[Data items]
>> begin
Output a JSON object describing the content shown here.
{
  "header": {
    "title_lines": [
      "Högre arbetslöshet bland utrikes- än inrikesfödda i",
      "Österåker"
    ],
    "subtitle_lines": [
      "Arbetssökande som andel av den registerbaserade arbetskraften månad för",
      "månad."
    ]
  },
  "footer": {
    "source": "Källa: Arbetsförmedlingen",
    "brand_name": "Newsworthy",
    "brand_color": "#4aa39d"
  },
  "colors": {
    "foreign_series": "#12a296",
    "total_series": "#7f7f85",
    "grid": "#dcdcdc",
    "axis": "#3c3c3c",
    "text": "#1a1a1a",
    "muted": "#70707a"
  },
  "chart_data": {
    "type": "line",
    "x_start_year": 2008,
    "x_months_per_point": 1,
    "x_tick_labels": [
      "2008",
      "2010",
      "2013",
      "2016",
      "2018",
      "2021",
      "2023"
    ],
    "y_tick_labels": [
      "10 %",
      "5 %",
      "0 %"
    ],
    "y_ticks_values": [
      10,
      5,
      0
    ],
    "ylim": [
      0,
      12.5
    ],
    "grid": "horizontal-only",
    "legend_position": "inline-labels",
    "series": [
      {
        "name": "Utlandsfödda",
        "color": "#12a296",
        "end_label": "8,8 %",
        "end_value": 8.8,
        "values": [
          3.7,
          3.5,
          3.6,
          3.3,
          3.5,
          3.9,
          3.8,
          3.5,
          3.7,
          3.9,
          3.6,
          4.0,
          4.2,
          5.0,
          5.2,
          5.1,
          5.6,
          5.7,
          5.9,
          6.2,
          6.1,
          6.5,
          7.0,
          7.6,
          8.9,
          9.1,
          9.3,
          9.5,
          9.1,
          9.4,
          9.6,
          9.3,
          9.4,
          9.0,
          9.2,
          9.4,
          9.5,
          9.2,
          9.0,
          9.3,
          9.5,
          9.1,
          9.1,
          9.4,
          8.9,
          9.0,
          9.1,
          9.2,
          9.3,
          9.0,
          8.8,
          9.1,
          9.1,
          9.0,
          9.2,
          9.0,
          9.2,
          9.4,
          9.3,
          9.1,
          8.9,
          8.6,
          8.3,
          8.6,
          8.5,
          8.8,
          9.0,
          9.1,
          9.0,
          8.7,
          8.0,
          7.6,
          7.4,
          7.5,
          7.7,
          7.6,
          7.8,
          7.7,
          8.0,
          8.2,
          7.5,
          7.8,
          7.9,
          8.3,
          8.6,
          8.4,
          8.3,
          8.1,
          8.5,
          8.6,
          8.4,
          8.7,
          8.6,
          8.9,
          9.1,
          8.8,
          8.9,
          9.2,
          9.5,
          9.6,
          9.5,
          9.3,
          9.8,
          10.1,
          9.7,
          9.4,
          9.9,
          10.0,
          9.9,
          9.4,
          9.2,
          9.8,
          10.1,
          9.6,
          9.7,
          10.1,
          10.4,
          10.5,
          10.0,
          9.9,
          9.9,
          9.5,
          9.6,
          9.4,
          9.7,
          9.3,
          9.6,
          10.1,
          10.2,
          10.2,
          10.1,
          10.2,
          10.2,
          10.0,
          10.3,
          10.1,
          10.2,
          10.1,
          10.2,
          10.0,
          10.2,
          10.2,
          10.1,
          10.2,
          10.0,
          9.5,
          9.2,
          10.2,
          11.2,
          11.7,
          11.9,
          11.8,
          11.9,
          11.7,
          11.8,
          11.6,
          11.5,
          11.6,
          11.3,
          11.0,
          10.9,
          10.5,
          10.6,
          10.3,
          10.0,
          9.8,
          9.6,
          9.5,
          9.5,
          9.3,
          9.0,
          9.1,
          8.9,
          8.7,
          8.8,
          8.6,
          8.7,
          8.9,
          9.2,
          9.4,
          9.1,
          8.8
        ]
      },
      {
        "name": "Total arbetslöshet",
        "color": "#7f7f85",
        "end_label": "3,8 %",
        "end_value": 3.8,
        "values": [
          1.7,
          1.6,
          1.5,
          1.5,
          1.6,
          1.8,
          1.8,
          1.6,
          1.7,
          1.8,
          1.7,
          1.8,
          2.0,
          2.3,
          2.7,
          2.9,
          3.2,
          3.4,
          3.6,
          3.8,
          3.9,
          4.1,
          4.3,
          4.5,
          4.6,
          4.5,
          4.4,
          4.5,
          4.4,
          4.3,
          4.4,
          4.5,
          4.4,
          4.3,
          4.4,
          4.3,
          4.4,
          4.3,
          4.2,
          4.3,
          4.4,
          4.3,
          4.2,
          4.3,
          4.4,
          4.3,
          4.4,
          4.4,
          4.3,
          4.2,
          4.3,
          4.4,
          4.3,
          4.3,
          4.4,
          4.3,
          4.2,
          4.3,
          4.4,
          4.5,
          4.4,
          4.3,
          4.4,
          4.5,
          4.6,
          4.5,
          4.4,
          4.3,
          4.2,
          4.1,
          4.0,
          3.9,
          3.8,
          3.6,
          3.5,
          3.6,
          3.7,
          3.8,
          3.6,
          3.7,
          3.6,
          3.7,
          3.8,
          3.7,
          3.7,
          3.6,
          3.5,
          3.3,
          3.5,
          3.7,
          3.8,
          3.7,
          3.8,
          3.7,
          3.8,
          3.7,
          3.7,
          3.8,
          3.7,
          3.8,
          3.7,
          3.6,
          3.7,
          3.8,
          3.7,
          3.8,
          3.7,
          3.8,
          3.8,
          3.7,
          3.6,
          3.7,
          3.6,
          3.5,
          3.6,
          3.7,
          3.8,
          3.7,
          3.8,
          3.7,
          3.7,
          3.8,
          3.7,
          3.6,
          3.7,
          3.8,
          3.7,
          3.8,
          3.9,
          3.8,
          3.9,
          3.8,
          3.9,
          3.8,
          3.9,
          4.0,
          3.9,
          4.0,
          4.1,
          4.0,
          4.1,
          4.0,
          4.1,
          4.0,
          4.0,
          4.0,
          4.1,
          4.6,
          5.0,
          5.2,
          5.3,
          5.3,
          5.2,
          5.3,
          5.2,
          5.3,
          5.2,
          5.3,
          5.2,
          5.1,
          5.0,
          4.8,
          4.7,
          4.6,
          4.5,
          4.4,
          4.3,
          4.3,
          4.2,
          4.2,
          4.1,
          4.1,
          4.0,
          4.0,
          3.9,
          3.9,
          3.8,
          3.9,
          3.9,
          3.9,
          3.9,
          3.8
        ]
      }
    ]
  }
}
>> end
◆ **What to do**
Write out every line of the material again, exactly as it reads.

◆ **Result of the task**
Output a JSON object describing the content shown here.
{
  "header": {
    "title_lines": [
      "Högre arbetslöshet bland utrikes- än inrikesfödda i",
      "Österåker"
    ],
    "subtitle_lines": [
      "Arbetssökande som andel av den registerbaserade arbetskraften månad för",
      "månad."
    ]
  },
  "footer": {
    "source": "Källa: Arbetsförmedlingen",
    "brand_name": "Newsworthy",
    "brand_color": "#4aa39d"
  },
  "colors": {
    "foreign_series": "#12a296",
    "total_series": "#7f7f85",
    "grid": "#dcdcdc",
    "axis": "#3c3c3c",
    "text": "#1a1a1a",
    "muted": "#70707a"
  },
  "chart_data": {
    "type": "line",
    "x_start_year": 2008,
    "x_months_per_point": 1,
    "x_tick_labels": [
      "2008",
      "2010",
      "2013",
      "2016",
      "2018",
      "2021",
      "2023"
    ],
    "y_tick_labels": [
      "10 %",
      "5 %",
      "0 %"
    ],
    "y_ticks_values": [
      10,
      5,
      0
    ],
    "ylim": [
      0,
      12.5
    ],
    "grid": "horizontal-only",
    "legend_position": "inline-labels",
    "series": [
      {
        "name": "Utlandsfödda",
        "color": "#12a296",
        "end_label": "8,8 %",
        "end_value": 8.8,
        "values": [
          3.7,
          3.5,
          3.6,
          3.3,
          3.5,
          3.9,
          3.8,
          3.5,
          3.7,
          3.9,
          3.6,
          4.0,
          4.2,
          5.0,
          5.2,
          5.1,
          5.6,
          5.7,
          5.9,
          6.2,
          6.1,
          6.5,
          7.0,
          7.6,
          8.9,
          9.1,
          9.3,
          9.5,
          9.1,
          9.4,
          9.6,
          9.3,
          9.4,
          9.0,
          9.2,
          9.4,
          9.5,
          9.2,
          9.0,
          9.3,
          9.5,
          9.1,
          9.1,
          9.4,
          8.9,
          9.0,
          9.1,
          9.2,
          9.3,
          9.0,
          8.8,
          9.1,
          9.1,
          9.0,
          9.2,
          9.0,
          9.2,
          9.4,
          9.3,
          9.1,
          8.9,
          8.6,
          8.3,
          8.6,
          8.5,
          8.8,
          9.0,
          9.1,
          9.0,
          8.7,
          8.0,
          7.6,
          7.4,
          7.5,
          7.7,
          7.6,
          7.8,
          7.7,
          8.0,
          8.2,
          7.5,
          7.8,
          7.9,
          8.3,
          8.6,
          8.4,
          8.3,
          8.1,
          8.5,
          8.6,
          8.4,
          8.7,
          8.6,
          8.9,
          9.1,
          8.8,
          8.9,
          9.2,
          9.5,
          9.6,
          9.5,
          9.3,
          9.8,
          10.1,
          9.7,
          9.4,
          9.9,
          10.0,
          9.9,
          9.4,
          9.2,
          9.8,
          10.1,
          9.6,
          9.7,
          10.1,
          10.4,
          10.5,
          10.0,
          9.9,
          9.9,
          9.5,
          9.6,
          9.4,
          9.7,
          9.3,
          9.6,
          10.1,
          10.2,
          10.2,
          10.1,
          10.2,
          10.2,
          10.0,
          10.3,
          10.1,
          10.2,
          10.1,
          10.2,
          10.0,
          10.2,
          10.2,
          10.1,
          10.2,
          10.0,
          9.5,
          9.2,
          10.2,
          11.2,
          11.7,
          11.9,
          11.8,
          11.9,
          11.7,
          11.8,
          11.6,
          11.5,
          11.6,
          11.3,
          11.0,
          10.9,
          10.5,
          10.6,
          10.3,
          10.0,
          9.8,
          9.6,
          9.5,
          9.5,
          9.3,
          9.0,
          9.1,
          8.9,
          8.7,
          8.8,
          8.6,
          8.7,
          8.9,
          9.2,
          9.4,
          9.1,
          8.8
        ]
      },
      {
        "name": "Total arbetslöshet",
        "color": "#7f7f85",
        "end_label": "3,8 %",
        "end_value": 3.8,
        "values": [
          1.7,
          1.6,
          1.5,
          1.5,
          1.6,
          1.8,
          1.8,
          1.6,
          1.7,
          1.8,
          1.7,
          1.8,
          2.0,
          2.3,
          2.7,
          2.9,
          3.2,
          3.4,
          3.6,
          3.8,
          3.9,
          4.1,
          4.3,
          4.5,
          4.6,
          4.5,
          4.4,
          4.5,
          4.4,
          4.3,
          4.4,
          4.5,
          4.4,
          4.3,
          4.4,
          4.3,
          4.4,
          4.3,
          4.2,
          4.3,
          4.4,
          4.3,
          4.2,
          4.3,
          4.4,
          4.3,
          4.4,
          4.4,
          4.3,
          4.2,
          4.3,
          4.4,
          4.3,
          4.3,
          4.4,
          4.3,
          4.2,
          4.3,
          4.4,
          4.5,
          4.4,
          4.3,
          4.4,
          4.5,
          4.6,
          4.5,
          4.4,
          4.3,
          4.2,
          4.1,
          4.0,
          3.9,
          3.8,
          3.6,
          3.5,
          3.6,
          3.7,
          3.8,
          3.6,
          3.7,
          3.6,
          3.7,
          3.8,
          3.7,
          3.7,
          3.6,
          3.5,
          3.3,
          3.5,
          3.7,
          3.8,
          3.7,
          3.8,
          3.7,
          3.8,
          3.7,
          3.7,
          3.8,
          3.7,
          3.8,
          3.7,
          3.6,
          3.7,
          3.8,
          3.7,
          3.8,
          3.7,
          3.8,
          3.8,
          3.7,
          3.6,
          3.7,
          3.6,
          3.5,
          3.6,
          3.7,
          3.8,
          3.7,
          3.8,
          3.7,
          3.7,
          3.8,
          3.7,
          3.6,
          3.7,
          3.8,
          3.7,
          3.8,
          3.9,
          3.8,
          3.9,
          3.8,
          3.9,
          3.8,
          3.9,
          4.0,
          3.9,
          4.0,
          4.1,
          4.0,
          4.1,
          4.0,
          4.1,
          4.0,
          4.0,
          4.0,
          4.1,
          4.6,
          5.0,
          5.2,
          5.3,
          5.3,
          5.2,
          5.3,
          5.2,
          5.3,
          5.2,
          5.3,
          5.2,
          5.1,
          5.0,
          4.8,
          4.7,
          4.6,
          4.5,
          4.4,
          4.3,
          4.3,
          4.2,
          4.2,
          4.1,
          4.1,
          4.0,
          4.0,
          3.9,
          3.9,
          3.8,
          3.9,
          3.9,
          3.9,
          3.9,
          3.8
        ]
      }
    ]
  }
}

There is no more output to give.